* ЦИТИРУЕМЫЙ ФРАГМЕНТ:
────────────────────────────────────────
О русской словесности. От Александра Пушкина до Юза Алешковского - Ольга Александровна Седакова
Шрифт:
Интервал:
И здесь нам придется еще раз поспорить с Бахтиным. Принцип многоголосого построения далеко не исчерпывает всей композиционной техники Достоевского. Часто мы видим, что «голоса» или смысловые сферы героев не так существенны, что поверх этих границ проводится развитие других, не персонажных, не человеческих единиц, причем перекочевывание их из «голоса» в «голос» может принимать прямо скандальный характер (например, несомненно пародийный адвокат Фетюкович на суде повторяет не что иное, как слова Зосимы: «Русский суд есть не кара только, но и спасение человека погибшего»). Эти единицы нельзя назвать «идеями»: это скорее слова или группы слов с переменчивым, непроясненным концептуальным содержанием. И это ключевые слова! Так, в монологе Инквизитора слово «чудо» на ходу меняет значение; слово «любить» значит одно в первоначальном употреблении Ивана (о том, что любить ближних невозможно) – и другое в его поэме (обвинение Инквизитора Христу в том, что Он не любит людей) и т. п., и т. п. Кроме того, эти навязчивые словесные лейтмотивы обыкновенно вспыхивают пучками: «гармония» – «страдание»; «свобода» – «счастье»; «свобода» – «чудо»; «тайна» – «счастье»… Вероятно, такому опеванию слов можно подобрать свою музыкальную аналогию – и она будет не менее уместна для описания композиционной техники Достоевского, чем знаменитая полифония.
Мне представляется, что внимательное описание словесной ткани Достоевского – в иной перспективе, чем «свое» и «чужое» слово – еще предстоит. И после такой работы мы сможем с большей основательностью говорить об общем смысле его построений и об отдельных его фрагментах, как обсуждаемая здесь поэма о Великом инквизиторе. Словарь Достоевского – и особенно словарь его вопрошающих героев – состоит из слов, блуждающих вокруг своего понятия, противящихся концептуальному схватыванию. Это блуждание может происходить в высоком патетическом регистре («гимны» Мити Карамазова) – и в низком, пародийно-абсурдном (речь Лебядкина и подобных ему героев). Чтобы не быть голословной, один пример: слово «верить», ключевое слово Ивана Карамазова, значит нечто своеобразное. «Не верить», по Ивану, можно очевидным, виденным собственными глазами вещам («увижу, но не поверю», а в речи черта пуще того, в прошедшем времени: «видел, и не верил»). Как понятно из контекста, словом «верить» названо здесь то действие, именно действие, которое привычным образом было бы обозначено приблизительно как «принять» «полюбить», «восхвалить». Не отличив слова Достоевского от устойчивого языкового узуса, мы будем интерпретировать совсем другой текст, созданный нашими языковыми и понятийными привычками. Мы будем толковать о других, чем у Достоевского, «свободе», «вере», «любви». Быть может, они будут иметь отношение к притче, но не к той ее реализации, которую дает предельно напряженная словесность «русского романа».
────────────────────────────────────────
* ЛИСТИНГ ДАННЫХ:
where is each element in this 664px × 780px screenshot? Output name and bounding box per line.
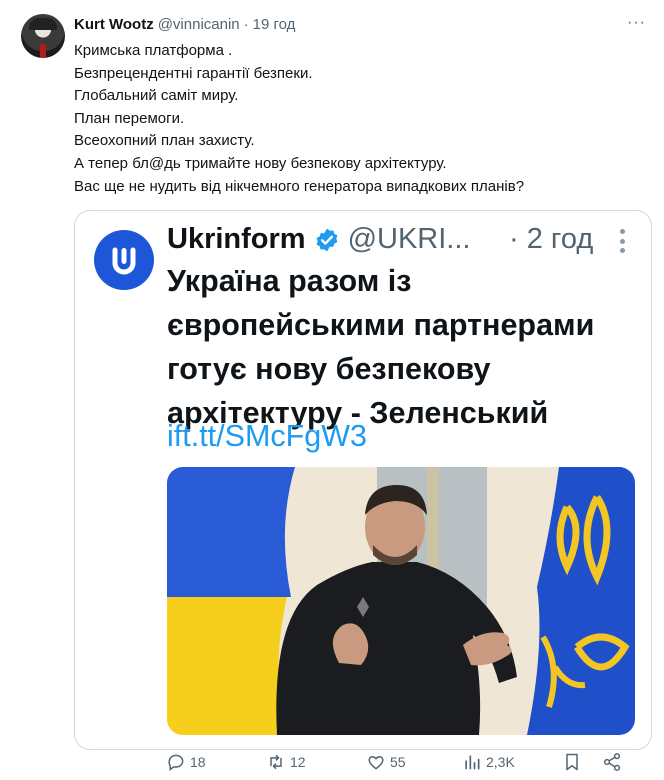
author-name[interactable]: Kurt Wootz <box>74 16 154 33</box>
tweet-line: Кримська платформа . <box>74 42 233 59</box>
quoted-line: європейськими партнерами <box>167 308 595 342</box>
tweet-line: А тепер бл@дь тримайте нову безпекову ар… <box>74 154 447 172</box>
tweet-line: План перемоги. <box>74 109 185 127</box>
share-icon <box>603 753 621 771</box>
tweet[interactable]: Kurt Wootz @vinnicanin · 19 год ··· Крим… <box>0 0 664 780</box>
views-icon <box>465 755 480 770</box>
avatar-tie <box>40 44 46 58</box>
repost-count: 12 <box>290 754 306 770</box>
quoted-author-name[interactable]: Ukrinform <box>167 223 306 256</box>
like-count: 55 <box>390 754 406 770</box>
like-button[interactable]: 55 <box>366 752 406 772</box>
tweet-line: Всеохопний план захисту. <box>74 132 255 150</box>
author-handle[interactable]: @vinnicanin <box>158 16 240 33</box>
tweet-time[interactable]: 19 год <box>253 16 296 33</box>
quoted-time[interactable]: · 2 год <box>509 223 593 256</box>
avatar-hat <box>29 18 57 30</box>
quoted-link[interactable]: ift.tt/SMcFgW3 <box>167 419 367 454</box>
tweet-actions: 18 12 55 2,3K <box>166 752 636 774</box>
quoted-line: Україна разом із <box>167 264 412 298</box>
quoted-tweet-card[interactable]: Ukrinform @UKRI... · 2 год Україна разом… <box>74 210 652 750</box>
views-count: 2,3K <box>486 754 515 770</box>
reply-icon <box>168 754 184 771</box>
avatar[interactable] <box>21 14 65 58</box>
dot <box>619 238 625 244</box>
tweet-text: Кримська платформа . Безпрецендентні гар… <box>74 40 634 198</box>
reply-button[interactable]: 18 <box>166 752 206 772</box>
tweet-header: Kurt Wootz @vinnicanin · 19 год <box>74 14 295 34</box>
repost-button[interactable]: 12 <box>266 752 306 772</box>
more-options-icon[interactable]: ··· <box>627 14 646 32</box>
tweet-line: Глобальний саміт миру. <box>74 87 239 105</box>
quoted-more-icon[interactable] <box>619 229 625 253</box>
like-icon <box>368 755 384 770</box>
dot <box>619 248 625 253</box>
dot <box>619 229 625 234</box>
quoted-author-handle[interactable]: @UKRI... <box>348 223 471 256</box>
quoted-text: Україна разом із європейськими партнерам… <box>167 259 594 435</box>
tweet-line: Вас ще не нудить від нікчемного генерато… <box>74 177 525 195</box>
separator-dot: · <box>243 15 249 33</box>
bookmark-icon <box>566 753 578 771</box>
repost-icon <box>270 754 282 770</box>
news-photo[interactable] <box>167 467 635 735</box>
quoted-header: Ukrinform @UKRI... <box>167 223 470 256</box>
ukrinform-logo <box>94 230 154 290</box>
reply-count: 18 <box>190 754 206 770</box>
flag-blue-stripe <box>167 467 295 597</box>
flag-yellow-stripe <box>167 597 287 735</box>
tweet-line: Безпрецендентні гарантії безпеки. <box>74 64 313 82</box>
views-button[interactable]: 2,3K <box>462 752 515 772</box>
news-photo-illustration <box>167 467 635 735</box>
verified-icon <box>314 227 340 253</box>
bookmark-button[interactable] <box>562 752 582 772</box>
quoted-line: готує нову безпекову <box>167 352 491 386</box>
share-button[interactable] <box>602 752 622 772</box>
────────────────────────────────────────
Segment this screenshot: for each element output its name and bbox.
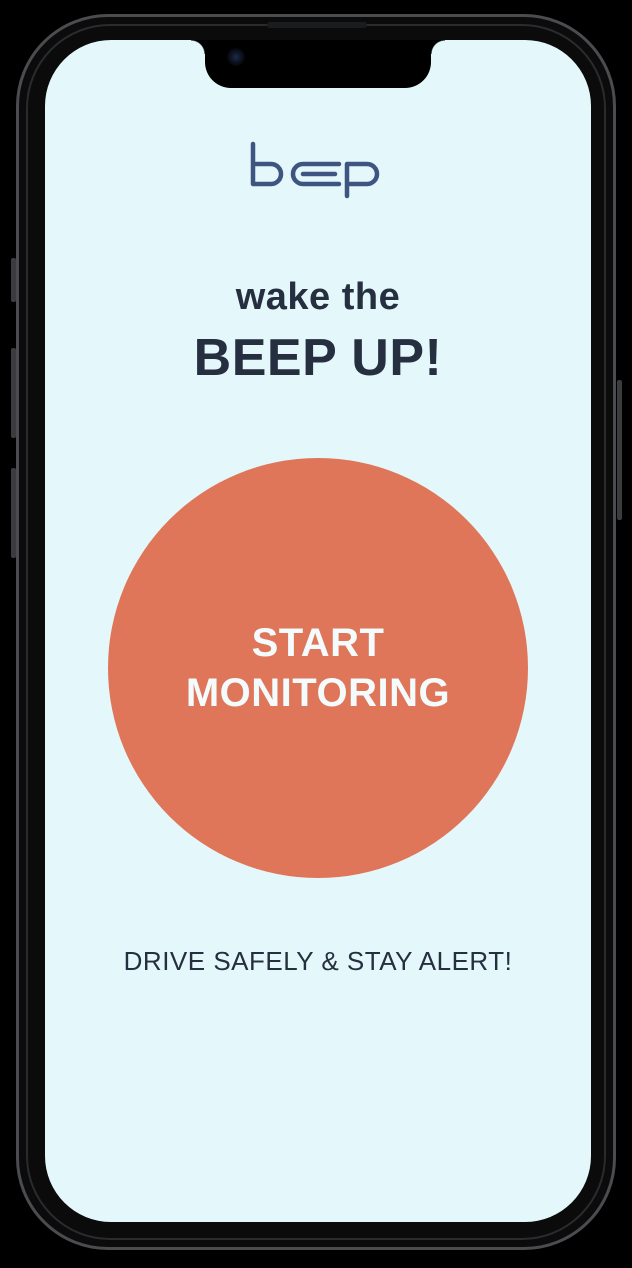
────────────────────────────────────────
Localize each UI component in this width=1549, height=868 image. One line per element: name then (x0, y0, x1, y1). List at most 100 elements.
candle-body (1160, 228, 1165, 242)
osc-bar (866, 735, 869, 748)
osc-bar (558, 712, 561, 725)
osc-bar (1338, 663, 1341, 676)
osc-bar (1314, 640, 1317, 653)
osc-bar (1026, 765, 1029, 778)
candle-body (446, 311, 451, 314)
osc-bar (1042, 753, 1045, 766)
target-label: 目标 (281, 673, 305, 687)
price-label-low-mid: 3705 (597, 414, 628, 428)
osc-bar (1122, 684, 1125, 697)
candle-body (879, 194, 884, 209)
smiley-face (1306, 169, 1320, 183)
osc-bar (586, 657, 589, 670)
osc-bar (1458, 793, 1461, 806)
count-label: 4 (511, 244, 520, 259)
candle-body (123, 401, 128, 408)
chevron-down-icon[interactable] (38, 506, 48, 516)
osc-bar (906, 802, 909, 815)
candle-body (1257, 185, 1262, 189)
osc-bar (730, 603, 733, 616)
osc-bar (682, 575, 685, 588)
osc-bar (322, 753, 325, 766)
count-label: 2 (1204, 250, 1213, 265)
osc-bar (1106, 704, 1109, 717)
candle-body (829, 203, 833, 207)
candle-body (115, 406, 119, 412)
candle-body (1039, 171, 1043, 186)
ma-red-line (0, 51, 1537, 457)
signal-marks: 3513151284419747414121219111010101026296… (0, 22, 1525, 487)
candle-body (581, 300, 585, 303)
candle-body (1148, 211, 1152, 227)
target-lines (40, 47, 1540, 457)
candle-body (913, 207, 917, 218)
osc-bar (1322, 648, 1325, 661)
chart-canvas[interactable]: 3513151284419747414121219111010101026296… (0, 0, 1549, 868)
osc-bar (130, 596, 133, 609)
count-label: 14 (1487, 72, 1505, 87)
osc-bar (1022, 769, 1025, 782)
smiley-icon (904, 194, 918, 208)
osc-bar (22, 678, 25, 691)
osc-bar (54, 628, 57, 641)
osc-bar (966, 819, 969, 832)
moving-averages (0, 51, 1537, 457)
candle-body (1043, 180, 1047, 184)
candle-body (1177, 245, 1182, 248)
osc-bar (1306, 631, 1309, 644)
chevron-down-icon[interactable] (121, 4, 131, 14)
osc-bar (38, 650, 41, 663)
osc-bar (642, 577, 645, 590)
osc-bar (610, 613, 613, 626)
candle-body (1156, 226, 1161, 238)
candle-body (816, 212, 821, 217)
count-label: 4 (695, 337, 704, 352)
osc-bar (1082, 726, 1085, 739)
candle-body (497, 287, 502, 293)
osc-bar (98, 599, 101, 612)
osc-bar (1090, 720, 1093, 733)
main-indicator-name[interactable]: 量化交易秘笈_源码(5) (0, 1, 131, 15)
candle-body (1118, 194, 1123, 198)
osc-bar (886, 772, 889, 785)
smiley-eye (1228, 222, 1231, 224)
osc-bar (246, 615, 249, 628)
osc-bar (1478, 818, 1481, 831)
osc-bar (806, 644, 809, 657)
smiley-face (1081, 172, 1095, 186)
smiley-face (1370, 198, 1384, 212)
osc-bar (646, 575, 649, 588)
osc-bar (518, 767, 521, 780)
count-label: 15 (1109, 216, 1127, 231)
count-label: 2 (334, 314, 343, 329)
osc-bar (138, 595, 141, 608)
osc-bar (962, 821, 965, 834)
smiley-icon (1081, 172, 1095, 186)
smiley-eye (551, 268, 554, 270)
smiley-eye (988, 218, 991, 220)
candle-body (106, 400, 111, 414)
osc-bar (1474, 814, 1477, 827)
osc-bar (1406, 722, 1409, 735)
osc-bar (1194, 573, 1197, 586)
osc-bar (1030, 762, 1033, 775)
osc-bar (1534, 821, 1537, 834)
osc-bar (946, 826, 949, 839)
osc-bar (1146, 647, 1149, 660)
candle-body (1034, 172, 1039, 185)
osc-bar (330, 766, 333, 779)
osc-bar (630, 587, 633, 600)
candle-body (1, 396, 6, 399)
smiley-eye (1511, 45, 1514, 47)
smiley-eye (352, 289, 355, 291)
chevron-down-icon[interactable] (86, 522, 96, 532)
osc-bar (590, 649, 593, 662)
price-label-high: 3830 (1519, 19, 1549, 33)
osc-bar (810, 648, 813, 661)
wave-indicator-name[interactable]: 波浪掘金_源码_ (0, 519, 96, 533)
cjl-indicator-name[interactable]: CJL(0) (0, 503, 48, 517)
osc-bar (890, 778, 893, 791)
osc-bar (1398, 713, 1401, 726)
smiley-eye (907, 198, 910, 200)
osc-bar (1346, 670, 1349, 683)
────────────────────────────────────────
* ЧТО НУЖНО СДЕЛАТЬ:
[A] Чьи слова, согласно фрагменту о словаре Достоевского, повторяет на суде адвокат Фетюкович?
[B] Согласуются ли с фрагментом о словаре Достоевского следующие утверждения? Для каждого ответьте «да» или «нет» и приведите решающие слова фрагмента. (i) В монологе Инквизитора слово «чудо» сохраняет одно и то же значение. (ii) Слово «верить» названо ключевым словом Ивана Карамазова. (iii) Речь Лебядкина отнесена к высокому патетическому регистру.

* ОТВЕТЫ К ЗАДАНИЯМ:
[A] Слова Зосимы: «Русский суд есть не кара только, но и спасение человека погибшего».

[B]
(i) Нет: «в монологе Инквизитора слово «чудо» на ходу меняет значение».
(ii) Да: «слово «верить», ключевое слово Ивана Карамазова, значит нечто своеобразное».
(iii) Нет: «и в низком, пародийно-абсурдном (речь Лебядкина и подобных ему героев)».